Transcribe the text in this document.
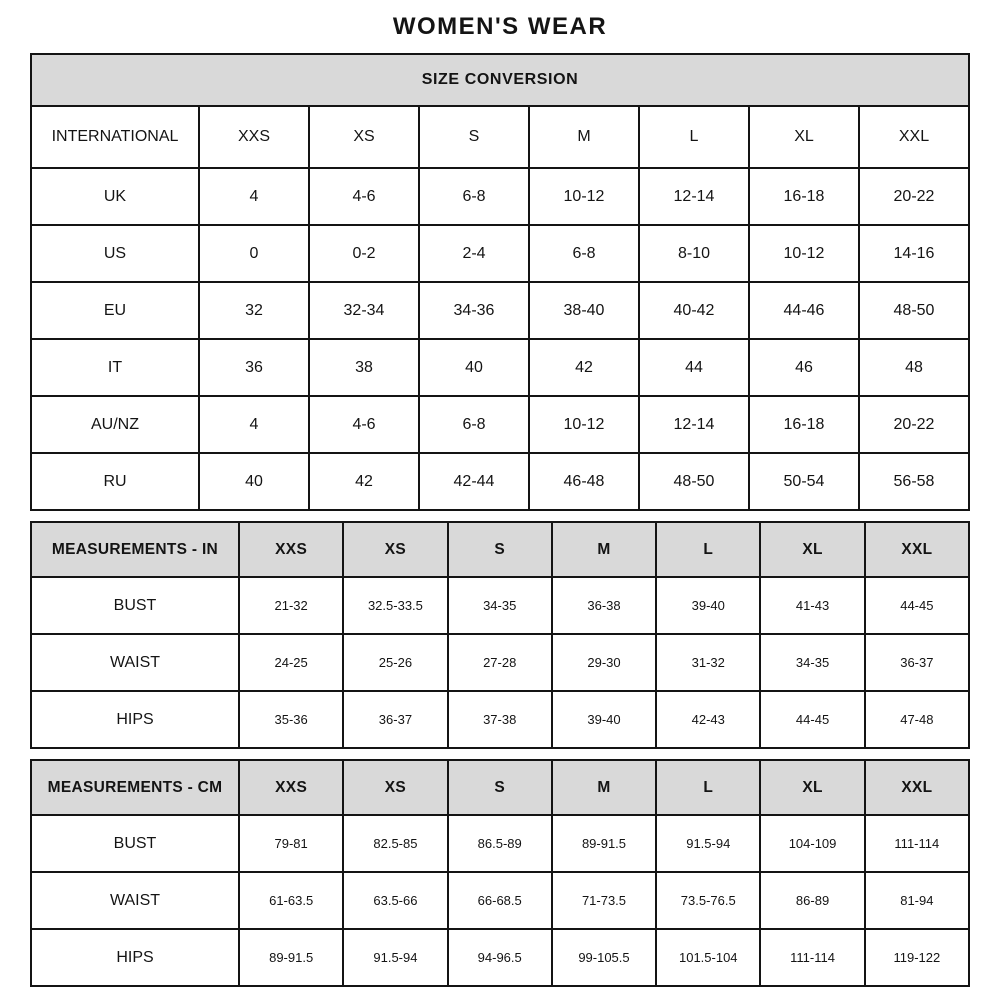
WOMEN'S WEAR
SIZE CONVERSION							
INTERNATIONAL	XXS	XS	S	M	L	XL	XXL
UK	4	4-6	6-8	10-12	12-14	16-18	20-22
US	0	0-2	2-4	6-8	8-10	10-12	14-16
EU	32	32-34	34-36	38-40	40-42	44-46	48-50
IT	36	38	40	42	44	46	48
AU/NZ	4	4-6	6-8	10-12	12-14	16-18	20-22
RU	40	42	42-44	46-48	48-50	50-54	56-58
MEASUREMENTS - IN	XXS	XS	S	M	L	XL	XXL
BUST	21-32	32.5-33.5	34-35	36-38	39-40	41-43	44-45
WAIST	24-25	25-26	27-28	29-30	31-32	34-35	36-37
HIPS	35-36	36-37	37-38	39-40	42-43	44-45	47-48
MEASUREMENTS - CM	XXS	XS	S	M	L	XL	XXL
BUST	79-81	82.5-85	86.5-89	89-91.5	91.5-94	104-109	111-114
WAIST	61-63.5	63.5-66	66-68.5	71-73.5	73.5-76.5	86-89	81-94
HIPS	89-91.5	91.5-94	94-96.5	99-105.5	101.5-104	111-114	119-122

:::

- **What to do**
Transcribe all the lines above exactly, apart from the pictures.

- **Solution to this exercise**
Transcribe the text in this document.
WOMEN'S WEAR
SIZE CONVERSION							
INTERNATIONAL	XXS	XS	S	M	L	XL	XXL
UK	4	4-6	6-8	10-12	12-14	16-18	20-22
US	0	0-2	2-4	6-8	8-10	10-12	14-16
EU	32	32-34	34-36	38-40	40-42	44-46	48-50
IT	36	38	40	42	44	46	48
AU/NZ	4	4-6	6-8	10-12	12-14	16-18	20-22
RU	40	42	42-44	46-48	48-50	50-54	56-58
MEASUREMENTS - IN	XXS	XS	S	M	L	XL	XXL
BUST	21-32	32.5-33.5	34-35	36-38	39-40	41-43	44-45
WAIST	24-25	25-26	27-28	29-30	31-32	34-35	36-37
HIPS	35-36	36-37	37-38	39-40	42-43	44-45	47-48
MEASUREMENTS - CM	XXS	XS	S	M	L	XL	XXL
BUST	79-81	82.5-85	86.5-89	89-91.5	91.5-94	104-109	111-114
WAIST	61-63.5	63.5-66	66-68.5	71-73.5	73.5-76.5	86-89	81-94
HIPS	89-91.5	91.5-94	94-96.5	99-105.5	101.5-104	111-114	119-122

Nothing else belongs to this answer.